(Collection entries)
+++
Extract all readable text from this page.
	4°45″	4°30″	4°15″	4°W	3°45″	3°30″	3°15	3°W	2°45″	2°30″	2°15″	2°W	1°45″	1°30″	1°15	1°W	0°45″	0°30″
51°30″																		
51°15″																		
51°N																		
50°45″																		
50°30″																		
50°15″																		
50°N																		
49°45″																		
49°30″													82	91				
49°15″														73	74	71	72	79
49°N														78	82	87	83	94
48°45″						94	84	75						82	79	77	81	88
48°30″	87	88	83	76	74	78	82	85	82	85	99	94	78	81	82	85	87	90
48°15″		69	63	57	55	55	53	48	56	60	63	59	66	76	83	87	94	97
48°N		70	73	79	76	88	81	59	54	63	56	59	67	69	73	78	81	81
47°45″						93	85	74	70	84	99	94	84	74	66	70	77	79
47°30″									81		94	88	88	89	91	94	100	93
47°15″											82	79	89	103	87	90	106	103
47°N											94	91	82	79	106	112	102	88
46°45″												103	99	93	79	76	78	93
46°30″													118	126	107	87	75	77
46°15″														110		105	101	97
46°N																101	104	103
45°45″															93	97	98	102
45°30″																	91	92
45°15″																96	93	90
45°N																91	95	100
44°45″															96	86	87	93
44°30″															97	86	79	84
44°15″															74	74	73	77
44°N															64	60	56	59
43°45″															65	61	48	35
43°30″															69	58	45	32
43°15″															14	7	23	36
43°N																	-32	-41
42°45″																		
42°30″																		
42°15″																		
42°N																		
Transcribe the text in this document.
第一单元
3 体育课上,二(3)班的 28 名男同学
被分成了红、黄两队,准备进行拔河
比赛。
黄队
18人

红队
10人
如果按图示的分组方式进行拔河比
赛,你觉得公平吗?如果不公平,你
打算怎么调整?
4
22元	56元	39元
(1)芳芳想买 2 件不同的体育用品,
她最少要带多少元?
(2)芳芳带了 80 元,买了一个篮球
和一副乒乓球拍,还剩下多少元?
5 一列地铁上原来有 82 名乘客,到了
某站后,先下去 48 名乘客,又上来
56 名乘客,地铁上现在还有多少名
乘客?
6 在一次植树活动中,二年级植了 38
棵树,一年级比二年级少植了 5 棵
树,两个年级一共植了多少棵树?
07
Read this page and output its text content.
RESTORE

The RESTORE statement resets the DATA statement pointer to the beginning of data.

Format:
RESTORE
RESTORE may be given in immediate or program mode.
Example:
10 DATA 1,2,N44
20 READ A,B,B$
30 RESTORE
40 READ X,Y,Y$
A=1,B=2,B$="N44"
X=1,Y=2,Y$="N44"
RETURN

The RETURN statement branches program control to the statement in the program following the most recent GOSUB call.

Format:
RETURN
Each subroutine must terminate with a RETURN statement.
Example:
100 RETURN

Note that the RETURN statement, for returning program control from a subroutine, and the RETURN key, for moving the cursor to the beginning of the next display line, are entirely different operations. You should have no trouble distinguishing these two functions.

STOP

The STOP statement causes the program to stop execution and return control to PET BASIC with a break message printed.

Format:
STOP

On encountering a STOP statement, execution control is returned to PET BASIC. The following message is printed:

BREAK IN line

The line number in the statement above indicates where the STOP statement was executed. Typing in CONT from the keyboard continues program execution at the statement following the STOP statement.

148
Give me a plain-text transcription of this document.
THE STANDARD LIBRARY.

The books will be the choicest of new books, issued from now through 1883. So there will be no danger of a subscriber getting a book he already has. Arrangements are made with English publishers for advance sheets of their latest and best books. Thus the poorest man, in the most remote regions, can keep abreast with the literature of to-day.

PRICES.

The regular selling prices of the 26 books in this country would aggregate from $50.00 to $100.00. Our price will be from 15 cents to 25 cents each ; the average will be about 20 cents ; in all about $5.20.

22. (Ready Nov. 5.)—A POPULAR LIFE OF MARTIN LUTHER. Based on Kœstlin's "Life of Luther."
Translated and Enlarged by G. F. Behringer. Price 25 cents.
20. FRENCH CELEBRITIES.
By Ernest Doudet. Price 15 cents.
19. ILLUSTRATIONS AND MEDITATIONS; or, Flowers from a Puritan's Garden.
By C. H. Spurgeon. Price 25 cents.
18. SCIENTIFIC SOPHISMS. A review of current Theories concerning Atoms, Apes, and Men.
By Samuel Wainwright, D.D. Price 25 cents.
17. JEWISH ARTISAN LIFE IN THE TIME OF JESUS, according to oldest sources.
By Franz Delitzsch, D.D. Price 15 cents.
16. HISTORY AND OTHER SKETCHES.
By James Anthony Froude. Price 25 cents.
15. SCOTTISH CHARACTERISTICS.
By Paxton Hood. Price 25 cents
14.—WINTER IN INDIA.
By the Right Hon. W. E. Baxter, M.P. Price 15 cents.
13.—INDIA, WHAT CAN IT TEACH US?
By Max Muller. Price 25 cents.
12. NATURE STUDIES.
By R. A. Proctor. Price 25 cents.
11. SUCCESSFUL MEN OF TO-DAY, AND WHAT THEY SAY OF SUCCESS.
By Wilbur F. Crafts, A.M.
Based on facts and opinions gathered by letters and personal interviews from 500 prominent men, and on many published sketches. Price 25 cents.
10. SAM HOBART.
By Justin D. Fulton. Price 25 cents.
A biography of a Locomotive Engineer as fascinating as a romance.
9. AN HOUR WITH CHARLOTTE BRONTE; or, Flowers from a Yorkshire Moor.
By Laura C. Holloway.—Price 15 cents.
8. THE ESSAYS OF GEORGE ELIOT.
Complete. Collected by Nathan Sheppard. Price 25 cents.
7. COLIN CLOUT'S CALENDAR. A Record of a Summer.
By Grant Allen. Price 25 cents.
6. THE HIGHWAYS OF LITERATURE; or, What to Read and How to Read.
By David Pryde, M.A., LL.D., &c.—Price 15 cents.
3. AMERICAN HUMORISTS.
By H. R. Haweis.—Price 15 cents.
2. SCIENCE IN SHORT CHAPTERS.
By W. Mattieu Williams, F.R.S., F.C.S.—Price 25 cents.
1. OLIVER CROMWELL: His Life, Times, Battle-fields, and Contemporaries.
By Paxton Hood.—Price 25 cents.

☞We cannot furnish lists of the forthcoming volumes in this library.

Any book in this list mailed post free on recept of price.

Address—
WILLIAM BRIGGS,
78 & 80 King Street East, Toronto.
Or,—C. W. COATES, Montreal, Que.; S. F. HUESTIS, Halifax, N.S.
+++
### [TO DO]
Type out the full listing again, exactly as given.

### [ANSWER TO THIS TASK]
Extract all readable text from this page.
	4°45″	4°30″	4°15″	4°W	3°45″	3°30″	3°15	3°W	2°45″	2°30″	2°15″	2°W	1°45″	1°30″	1°15	1°W	0°45″	0°30″
51°30″																		
51°15″																		
51°N																		
50°45″																		
50°30″																		
50°15″																		
50°N																		
49°45″																		
49°30″													82	91				
49°15″														73	74	71	72	79
49°N														78	82	87	83	94
48°45″						94	84	75						82	79	77	81	88
48°30″	87	88	83	76	74	78	82	85	82	85	99	94	78	81	82	85	87	90
48°15″		69	63	57	55	55	53	48	56	60	63	59	66	76	83	87	94	97
48°N		70	73	79	76	88	81	59	54	63	56	59	67	69	73	78	81	81
47°45″						93	85	74	70	84	99	94	84	74	66	70	77	79
47°30″									81		94	88	88	89	91	94	100	93
47°15″											82	79	89	103	87	90	106	103
47°N											94	91	82	79	106	112	102	88
46°45″												103	99	93	79	76	78	93
46°30″													118	126	107	87	75	77
46°15″														110		105	101	97
46°N																101	104	103
45°45″															93	97	98	102
45°30″																	91	92
45°15″																96	93	90
45°N																91	95	100
44°45″															96	86	87	93
44°30″															97	86	79	84
44°15″															74	74	73	77
44°N															64	60	56	59
43°45″															65	61	48	35
43°30″															69	58	45	32
43°15″															14	7	23	36
43°N																	-32	-41
42°45″																		
42°30″																		
42°15″																		
42°N																		
Transcribe the text in this document.
第一单元
3 体育课上,二(3)班的 28 名男同学
被分成了红、黄两队,准备进行拔河
比赛。
黄队
18人

红队
10人
如果按图示的分组方式进行拔河比
赛,你觉得公平吗?如果不公平,你
打算怎么调整?
4
22元	56元	39元
(1)芳芳想买 2 件不同的体育用品,
她最少要带多少元?
(2)芳芳带了 80 元,买了一个篮球
和一副乒乓球拍,还剩下多少元?
5 一列地铁上原来有 82 名乘客,到了
某站后,先下去 48 名乘客,又上来
56 名乘客,地铁上现在还有多少名
乘客?
6 在一次植树活动中,二年级植了 38
棵树,一年级比二年级少植了 5 棵
树,两个年级一共植了多少棵树?
07
Read this page and output its text content.
RESTORE

The RESTORE statement resets the DATA statement pointer to the beginning of data.

Format:
RESTORE
RESTORE may be given in immediate or program mode.
Example:
10 DATA 1,2,N44
20 READ A,B,B$
30 RESTORE
40 READ X,Y,Y$
A=1,B=2,B$="N44"
X=1,Y=2,Y$="N44"
RETURN

The RETURN statement branches program control to the statement in the program following the most recent GOSUB call.

Format:
RETURN
Each subroutine must terminate with a RETURN statement.
Example:
100 RETURN

Note that the RETURN statement, for returning program control from a subroutine, and the RETURN key, for moving the cursor to the beginning of the next display line, are entirely different operations. You should have no trouble distinguishing these two functions.

STOP

The STOP statement causes the program to stop execution and return control to PET BASIC with a break message printed.

Format:
STOP

On encountering a STOP statement, execution control is returned to PET BASIC. The following message is printed:

BREAK IN line

The line number in the statement above indicates where the STOP statement was executed. Typing in CONT from the keyboard continues program execution at the statement following the STOP statement.

148
Give me a plain-text transcription of this document.
THE STANDARD LIBRARY.

The books will be the choicest of new books, issued from now through 1883. So there will be no danger of a subscriber getting a book he already has. Arrangements are made with English publishers for advance sheets of their latest and best books. Thus the poorest man, in the most remote regions, can keep abreast with the literature of to-day.

PRICES.

The regular selling prices of the 26 books in this country would aggregate from $50.00 to $100.00. Our price will be from 15 cents to 25 cents each ; the average will be about 20 cents ; in all about $5.20.

22. (Ready Nov. 5.)—A POPULAR LIFE OF MARTIN LUTHER. Based on Kœstlin's "Life of Luther."
Translated and Enlarged by G. F. Behringer. Price 25 cents.
20. FRENCH CELEBRITIES.
By Ernest Doudet. Price 15 cents.
19. ILLUSTRATIONS AND MEDITATIONS; or, Flowers from a Puritan's Garden.
By C. H. Spurgeon. Price 25 cents.
18. SCIENTIFIC SOPHISMS. A review of current Theories concerning Atoms, Apes, and Men.
By Samuel Wainwright, D.D. Price 25 cents.
17. JEWISH ARTISAN LIFE IN THE TIME OF JESUS, according to oldest sources.
By Franz Delitzsch, D.D. Price 15 cents.
16. HISTORY AND OTHER SKETCHES.
By James Anthony Froude. Price 25 cents.
15. SCOTTISH CHARACTERISTICS.
By Paxton Hood. Price 25 cents
14.—WINTER IN INDIA.
By the Right Hon. W. E. Baxter, M.P. Price 15 cents.
13.—INDIA, WHAT CAN IT TEACH US?
By Max Muller. Price 25 cents.
12. NATURE STUDIES.
By R. A. Proctor. Price 25 cents.
11. SUCCESSFUL MEN OF TO-DAY, AND WHAT THEY SAY OF SUCCESS.
By Wilbur F. Crafts, A.M.
Based on facts and opinions gathered by letters and personal interviews from 500 prominent men, and on many published sketches. Price 25 cents.
10. SAM HOBART.
By Justin D. Fulton. Price 25 cents.
A biography of a Locomotive Engineer as fascinating as a romance.
9. AN HOUR WITH CHARLOTTE BRONTE; or, Flowers from a Yorkshire Moor.
By Laura C. Holloway.—Price 15 cents.
8. THE ESSAYS OF GEORGE ELIOT.
Complete. Collected by Nathan Sheppard. Price 25 cents.
7. COLIN CLOUT'S CALENDAR. A Record of a Summer.
By Grant Allen. Price 25 cents.
6. THE HIGHWAYS OF LITERATURE; or, What to Read and How to Read.
By David Pryde, M.A., LL.D., &c.—Price 15 cents.
3. AMERICAN HUMORISTS.
By H. R. Haweis.—Price 15 cents.
2. SCIENCE IN SHORT CHAPTERS.
By W. Mattieu Williams, F.R.S., F.C.S.—Price 25 cents.
1. OLIVER CROMWELL: His Life, Times, Battle-fields, and Contemporaries.
By Paxton Hood.—Price 25 cents.

☞We cannot furnish lists of the forthcoming volumes in this library.

Any book in this list mailed post free on recept of price.

Address—
WILLIAM BRIGGS,
78 & 80 King Street East, Toronto.
Or,—C. W. COATES, Montreal, Que.; S. F. HUESTIS, Halifax, N.S.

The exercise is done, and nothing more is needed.